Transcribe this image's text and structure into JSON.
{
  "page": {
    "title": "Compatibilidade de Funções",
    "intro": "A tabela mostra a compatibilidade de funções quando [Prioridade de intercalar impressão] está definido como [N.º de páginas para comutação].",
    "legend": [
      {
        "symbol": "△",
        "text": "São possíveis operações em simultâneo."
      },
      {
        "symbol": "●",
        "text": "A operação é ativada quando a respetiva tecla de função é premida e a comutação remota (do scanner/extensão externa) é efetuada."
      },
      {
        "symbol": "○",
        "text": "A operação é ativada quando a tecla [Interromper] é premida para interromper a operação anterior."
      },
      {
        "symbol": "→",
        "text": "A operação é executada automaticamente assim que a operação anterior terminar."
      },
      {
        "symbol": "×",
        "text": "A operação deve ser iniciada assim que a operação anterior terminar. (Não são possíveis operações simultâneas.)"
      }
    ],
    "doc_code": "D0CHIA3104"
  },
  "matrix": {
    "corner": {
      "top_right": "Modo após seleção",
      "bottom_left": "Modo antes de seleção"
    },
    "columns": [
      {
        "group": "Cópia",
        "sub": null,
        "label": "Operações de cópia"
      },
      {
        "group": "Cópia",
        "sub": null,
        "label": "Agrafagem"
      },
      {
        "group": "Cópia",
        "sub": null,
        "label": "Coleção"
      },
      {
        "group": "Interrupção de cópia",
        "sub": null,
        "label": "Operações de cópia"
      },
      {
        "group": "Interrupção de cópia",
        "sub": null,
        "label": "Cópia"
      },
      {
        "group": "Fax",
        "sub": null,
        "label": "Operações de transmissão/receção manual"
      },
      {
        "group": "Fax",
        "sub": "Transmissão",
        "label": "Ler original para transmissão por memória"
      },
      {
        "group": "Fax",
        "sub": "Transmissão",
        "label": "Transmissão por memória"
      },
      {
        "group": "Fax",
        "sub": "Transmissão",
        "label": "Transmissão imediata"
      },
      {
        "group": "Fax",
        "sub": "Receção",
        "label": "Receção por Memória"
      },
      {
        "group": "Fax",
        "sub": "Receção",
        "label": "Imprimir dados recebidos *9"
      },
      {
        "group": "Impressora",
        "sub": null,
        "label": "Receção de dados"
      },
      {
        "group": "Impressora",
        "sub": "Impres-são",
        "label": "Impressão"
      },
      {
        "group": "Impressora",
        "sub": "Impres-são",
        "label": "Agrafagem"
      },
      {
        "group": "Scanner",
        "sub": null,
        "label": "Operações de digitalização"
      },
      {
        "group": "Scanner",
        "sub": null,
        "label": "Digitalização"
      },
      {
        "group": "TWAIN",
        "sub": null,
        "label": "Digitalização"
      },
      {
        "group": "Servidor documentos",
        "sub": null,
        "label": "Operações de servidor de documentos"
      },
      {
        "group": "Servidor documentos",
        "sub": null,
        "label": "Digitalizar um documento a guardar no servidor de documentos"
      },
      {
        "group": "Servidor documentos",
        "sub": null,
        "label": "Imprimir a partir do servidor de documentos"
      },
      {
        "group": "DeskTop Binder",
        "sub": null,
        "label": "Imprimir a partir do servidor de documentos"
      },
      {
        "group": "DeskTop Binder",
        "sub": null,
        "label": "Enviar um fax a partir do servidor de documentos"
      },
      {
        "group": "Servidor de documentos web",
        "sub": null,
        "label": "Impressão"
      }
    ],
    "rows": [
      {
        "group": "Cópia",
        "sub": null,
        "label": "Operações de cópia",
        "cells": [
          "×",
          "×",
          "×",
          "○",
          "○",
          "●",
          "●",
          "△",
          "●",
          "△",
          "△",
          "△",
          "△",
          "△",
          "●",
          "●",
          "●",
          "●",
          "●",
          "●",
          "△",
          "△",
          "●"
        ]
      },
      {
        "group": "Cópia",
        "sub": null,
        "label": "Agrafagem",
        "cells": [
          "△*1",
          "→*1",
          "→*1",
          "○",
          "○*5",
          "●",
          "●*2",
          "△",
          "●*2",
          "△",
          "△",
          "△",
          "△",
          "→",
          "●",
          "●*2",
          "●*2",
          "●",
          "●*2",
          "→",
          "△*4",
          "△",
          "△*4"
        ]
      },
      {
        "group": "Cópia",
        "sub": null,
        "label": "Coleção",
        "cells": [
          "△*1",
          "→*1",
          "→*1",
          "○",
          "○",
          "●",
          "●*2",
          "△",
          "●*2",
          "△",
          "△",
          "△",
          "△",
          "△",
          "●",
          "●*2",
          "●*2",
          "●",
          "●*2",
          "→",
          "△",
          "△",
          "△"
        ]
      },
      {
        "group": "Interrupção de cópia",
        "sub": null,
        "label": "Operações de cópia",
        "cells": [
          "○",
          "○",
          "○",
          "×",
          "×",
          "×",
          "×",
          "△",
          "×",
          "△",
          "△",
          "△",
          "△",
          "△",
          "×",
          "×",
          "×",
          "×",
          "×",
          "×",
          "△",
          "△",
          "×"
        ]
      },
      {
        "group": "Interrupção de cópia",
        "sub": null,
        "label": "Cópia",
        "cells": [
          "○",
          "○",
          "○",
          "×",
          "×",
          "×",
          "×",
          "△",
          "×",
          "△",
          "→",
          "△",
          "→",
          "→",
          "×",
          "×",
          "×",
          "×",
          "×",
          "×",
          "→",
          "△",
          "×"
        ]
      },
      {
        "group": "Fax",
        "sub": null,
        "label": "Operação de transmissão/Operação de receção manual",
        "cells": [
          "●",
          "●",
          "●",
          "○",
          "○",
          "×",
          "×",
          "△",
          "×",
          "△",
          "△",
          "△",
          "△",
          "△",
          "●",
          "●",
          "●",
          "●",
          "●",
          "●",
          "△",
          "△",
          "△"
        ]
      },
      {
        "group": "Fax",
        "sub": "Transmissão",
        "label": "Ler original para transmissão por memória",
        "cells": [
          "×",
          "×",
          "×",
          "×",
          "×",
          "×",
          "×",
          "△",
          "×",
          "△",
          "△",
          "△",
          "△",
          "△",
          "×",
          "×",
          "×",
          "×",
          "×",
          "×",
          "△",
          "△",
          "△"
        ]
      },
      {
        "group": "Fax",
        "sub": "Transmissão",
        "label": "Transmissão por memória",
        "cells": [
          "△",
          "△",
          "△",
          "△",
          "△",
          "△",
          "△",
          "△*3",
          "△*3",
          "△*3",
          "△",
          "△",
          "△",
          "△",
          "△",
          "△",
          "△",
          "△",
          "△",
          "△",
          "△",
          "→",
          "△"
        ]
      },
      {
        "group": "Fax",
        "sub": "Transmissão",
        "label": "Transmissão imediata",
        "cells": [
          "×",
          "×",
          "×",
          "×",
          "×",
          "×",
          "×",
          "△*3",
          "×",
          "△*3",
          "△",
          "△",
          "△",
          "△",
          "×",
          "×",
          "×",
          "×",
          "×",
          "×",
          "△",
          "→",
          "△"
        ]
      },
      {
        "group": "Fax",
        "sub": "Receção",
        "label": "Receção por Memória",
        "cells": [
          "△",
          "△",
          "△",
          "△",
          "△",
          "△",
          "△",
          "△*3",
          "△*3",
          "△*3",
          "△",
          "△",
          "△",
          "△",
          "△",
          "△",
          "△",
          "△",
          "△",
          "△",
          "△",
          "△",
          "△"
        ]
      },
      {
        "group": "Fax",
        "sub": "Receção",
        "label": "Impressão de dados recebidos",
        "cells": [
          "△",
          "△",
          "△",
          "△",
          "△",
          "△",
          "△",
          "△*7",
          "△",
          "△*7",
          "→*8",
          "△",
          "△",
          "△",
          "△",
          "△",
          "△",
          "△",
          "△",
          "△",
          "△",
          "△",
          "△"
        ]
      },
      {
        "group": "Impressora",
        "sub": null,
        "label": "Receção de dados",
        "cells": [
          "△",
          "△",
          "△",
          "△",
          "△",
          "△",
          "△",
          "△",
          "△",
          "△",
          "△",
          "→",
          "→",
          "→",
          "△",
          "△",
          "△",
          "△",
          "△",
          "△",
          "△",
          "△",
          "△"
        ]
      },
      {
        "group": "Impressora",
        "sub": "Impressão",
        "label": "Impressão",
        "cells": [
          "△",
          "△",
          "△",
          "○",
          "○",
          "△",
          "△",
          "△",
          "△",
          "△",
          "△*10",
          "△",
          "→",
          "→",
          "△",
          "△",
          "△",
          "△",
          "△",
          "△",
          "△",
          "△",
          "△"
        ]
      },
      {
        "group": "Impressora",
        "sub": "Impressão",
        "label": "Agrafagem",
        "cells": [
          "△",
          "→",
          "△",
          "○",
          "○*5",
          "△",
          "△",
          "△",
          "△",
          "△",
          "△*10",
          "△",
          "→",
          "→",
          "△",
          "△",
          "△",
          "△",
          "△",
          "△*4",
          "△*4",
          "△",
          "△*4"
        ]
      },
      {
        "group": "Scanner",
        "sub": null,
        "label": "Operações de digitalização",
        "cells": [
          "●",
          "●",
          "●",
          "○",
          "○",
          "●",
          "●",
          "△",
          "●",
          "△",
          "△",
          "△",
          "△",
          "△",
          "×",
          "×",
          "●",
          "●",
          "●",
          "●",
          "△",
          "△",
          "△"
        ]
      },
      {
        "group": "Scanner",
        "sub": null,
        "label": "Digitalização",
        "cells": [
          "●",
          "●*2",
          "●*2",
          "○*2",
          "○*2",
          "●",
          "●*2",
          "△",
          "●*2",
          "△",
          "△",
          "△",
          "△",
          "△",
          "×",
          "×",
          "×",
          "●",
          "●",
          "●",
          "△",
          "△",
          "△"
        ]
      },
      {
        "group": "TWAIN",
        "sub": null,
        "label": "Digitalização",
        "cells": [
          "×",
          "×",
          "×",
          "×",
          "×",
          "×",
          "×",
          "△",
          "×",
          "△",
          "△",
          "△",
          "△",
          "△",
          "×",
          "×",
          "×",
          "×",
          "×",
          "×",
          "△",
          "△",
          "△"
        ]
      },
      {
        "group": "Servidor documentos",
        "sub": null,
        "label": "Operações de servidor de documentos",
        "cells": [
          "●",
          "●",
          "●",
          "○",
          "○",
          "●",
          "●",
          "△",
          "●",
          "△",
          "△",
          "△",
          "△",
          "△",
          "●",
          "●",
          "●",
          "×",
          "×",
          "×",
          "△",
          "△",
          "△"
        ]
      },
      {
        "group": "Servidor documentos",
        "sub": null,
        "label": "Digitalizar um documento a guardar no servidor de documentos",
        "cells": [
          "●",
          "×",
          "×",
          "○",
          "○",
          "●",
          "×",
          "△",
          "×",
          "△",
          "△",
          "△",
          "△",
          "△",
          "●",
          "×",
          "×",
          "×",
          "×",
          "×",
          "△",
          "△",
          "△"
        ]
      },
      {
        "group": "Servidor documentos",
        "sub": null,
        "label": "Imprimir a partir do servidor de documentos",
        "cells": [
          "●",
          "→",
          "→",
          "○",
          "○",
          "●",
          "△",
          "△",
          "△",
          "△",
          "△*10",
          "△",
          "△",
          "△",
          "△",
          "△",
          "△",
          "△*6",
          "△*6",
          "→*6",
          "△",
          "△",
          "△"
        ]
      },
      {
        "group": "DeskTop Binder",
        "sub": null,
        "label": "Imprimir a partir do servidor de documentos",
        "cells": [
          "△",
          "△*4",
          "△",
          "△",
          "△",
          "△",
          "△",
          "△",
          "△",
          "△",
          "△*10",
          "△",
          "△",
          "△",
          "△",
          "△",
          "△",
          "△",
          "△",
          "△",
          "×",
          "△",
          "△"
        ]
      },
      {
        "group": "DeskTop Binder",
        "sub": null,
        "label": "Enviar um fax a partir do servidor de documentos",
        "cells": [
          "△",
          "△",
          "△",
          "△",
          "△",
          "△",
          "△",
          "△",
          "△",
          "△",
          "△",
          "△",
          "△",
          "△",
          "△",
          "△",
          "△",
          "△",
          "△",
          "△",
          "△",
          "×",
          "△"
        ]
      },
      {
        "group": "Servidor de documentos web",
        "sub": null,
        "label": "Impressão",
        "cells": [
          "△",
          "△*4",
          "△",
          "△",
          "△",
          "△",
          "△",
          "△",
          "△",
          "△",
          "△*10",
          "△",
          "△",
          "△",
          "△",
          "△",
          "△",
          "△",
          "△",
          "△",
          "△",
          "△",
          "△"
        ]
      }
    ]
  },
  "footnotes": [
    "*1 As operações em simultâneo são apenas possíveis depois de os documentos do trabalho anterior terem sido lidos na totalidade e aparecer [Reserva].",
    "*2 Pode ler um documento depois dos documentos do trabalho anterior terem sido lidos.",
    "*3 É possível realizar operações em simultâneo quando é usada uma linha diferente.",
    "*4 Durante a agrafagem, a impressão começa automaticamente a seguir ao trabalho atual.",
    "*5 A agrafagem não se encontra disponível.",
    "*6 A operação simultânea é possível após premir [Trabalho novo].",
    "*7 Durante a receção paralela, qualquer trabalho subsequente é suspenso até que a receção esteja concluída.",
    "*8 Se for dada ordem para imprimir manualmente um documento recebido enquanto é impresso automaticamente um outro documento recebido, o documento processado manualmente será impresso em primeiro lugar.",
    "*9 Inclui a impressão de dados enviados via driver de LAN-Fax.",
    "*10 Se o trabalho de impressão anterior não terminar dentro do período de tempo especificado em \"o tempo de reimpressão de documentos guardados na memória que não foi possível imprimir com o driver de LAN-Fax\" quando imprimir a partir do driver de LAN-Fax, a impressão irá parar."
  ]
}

*TASK OBJECTIVE*
Copy each line of the records above that carries the word "driver".

*RESULT FOR THIS EXERCISE*
    "*9 Inclui a impressão de dados enviados via driver de LAN-Fax.",
    "*10 Se o trabalho de impressão anterior não terminar dentro do período de tempo especificado em \"o tempo de reimpressão de documentos guardados na memória que não foi possível imprimir com o driver de LAN-Fax\" quando imprimir a partir do driver de LAN-Fax, a impressão irá parar."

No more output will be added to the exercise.